• Task statement: Give the listing again in full, exactly as written.

• Records supplied:
** Start **

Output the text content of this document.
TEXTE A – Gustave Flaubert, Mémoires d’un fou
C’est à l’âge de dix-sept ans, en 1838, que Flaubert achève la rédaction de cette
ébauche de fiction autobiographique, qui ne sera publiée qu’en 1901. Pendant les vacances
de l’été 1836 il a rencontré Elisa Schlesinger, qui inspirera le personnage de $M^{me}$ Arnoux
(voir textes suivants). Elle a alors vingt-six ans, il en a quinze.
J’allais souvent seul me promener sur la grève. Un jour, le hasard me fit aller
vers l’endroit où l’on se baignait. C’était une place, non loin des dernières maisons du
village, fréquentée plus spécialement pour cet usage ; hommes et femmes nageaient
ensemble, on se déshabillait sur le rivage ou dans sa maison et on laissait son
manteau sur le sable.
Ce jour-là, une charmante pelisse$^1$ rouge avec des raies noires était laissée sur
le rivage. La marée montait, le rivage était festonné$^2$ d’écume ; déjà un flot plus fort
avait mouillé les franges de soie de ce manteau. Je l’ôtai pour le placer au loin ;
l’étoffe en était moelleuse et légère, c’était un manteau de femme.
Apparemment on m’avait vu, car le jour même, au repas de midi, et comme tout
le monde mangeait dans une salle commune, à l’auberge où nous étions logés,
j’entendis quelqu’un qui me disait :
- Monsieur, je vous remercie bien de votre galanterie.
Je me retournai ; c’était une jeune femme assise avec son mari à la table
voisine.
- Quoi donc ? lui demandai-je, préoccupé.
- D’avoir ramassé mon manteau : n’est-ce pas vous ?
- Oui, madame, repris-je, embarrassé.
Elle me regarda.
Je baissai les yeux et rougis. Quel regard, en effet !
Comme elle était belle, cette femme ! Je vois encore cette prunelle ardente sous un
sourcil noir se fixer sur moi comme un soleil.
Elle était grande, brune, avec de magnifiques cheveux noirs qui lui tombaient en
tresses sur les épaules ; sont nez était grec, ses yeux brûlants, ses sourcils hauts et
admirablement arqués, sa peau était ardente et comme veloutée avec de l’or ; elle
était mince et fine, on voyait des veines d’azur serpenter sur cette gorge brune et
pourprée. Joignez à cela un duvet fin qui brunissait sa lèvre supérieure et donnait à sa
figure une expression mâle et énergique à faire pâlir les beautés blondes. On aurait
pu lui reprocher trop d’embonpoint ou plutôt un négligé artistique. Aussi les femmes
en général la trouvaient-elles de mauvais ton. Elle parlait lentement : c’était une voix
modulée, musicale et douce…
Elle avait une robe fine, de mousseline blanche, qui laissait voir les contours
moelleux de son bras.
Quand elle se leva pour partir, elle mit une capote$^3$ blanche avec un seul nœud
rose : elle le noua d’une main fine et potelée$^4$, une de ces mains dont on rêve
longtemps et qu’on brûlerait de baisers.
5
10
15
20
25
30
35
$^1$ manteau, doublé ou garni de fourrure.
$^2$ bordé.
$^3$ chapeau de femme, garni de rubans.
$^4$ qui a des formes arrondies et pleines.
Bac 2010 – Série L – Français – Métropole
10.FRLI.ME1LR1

** End **

• Correct response:
Output the text content of this document.
TEXTE A – Gustave Flaubert, Mémoires d’un fou
C’est à l’âge de dix-sept ans, en 1838, que Flaubert achève la rédaction de cette
ébauche de fiction autobiographique, qui ne sera publiée qu’en 1901. Pendant les vacances
de l’été 1836 il a rencontré Elisa Schlesinger, qui inspirera le personnage de $M^{me}$ Arnoux
(voir textes suivants). Elle a alors vingt-six ans, il en a quinze.
J’allais souvent seul me promener sur la grève. Un jour, le hasard me fit aller
vers l’endroit où l’on se baignait. C’était une place, non loin des dernières maisons du
village, fréquentée plus spécialement pour cet usage ; hommes et femmes nageaient
ensemble, on se déshabillait sur le rivage ou dans sa maison et on laissait son
manteau sur le sable.
Ce jour-là, une charmante pelisse$^1$ rouge avec des raies noires était laissée sur
le rivage. La marée montait, le rivage était festonné$^2$ d’écume ; déjà un flot plus fort
avait mouillé les franges de soie de ce manteau. Je l’ôtai pour le placer au loin ;
l’étoffe en était moelleuse et légère, c’était un manteau de femme.
Apparemment on m’avait vu, car le jour même, au repas de midi, et comme tout
le monde mangeait dans une salle commune, à l’auberge où nous étions logés,
j’entendis quelqu’un qui me disait :
- Monsieur, je vous remercie bien de votre galanterie.
Je me retournai ; c’était une jeune femme assise avec son mari à la table
voisine.
- Quoi donc ? lui demandai-je, préoccupé.
- D’avoir ramassé mon manteau : n’est-ce pas vous ?
- Oui, madame, repris-je, embarrassé.
Elle me regarda.
Je baissai les yeux et rougis. Quel regard, en effet !
Comme elle était belle, cette femme ! Je vois encore cette prunelle ardente sous un
sourcil noir se fixer sur moi comme un soleil.
Elle était grande, brune, avec de magnifiques cheveux noirs qui lui tombaient en
tresses sur les épaules ; sont nez était grec, ses yeux brûlants, ses sourcils hauts et
admirablement arqués, sa peau était ardente et comme veloutée avec de l’or ; elle
était mince et fine, on voyait des veines d’azur serpenter sur cette gorge brune et
pourprée. Joignez à cela un duvet fin qui brunissait sa lèvre supérieure et donnait à sa
figure une expression mâle et énergique à faire pâlir les beautés blondes. On aurait
pu lui reprocher trop d’embonpoint ou plutôt un négligé artistique. Aussi les femmes
en général la trouvaient-elles de mauvais ton. Elle parlait lentement : c’était une voix
modulée, musicale et douce…
Elle avait une robe fine, de mousseline blanche, qui laissait voir les contours
moelleux de son bras.
Quand elle se leva pour partir, elle mit une capote$^3$ blanche avec un seul nœud
rose : elle le noua d’une main fine et potelée$^4$, une de ces mains dont on rêve
longtemps et qu’on brûlerait de baisers.
5
10
15
20
25
30
35
$^1$ manteau, doublé ou garni de fourrure.
$^2$ bordé.
$^3$ chapeau de femme, garni de rubans.
$^4$ qui a des formes arrondies et pleines.
Bac 2010 – Série L – Français – Métropole
10.FRLI.ME1LR1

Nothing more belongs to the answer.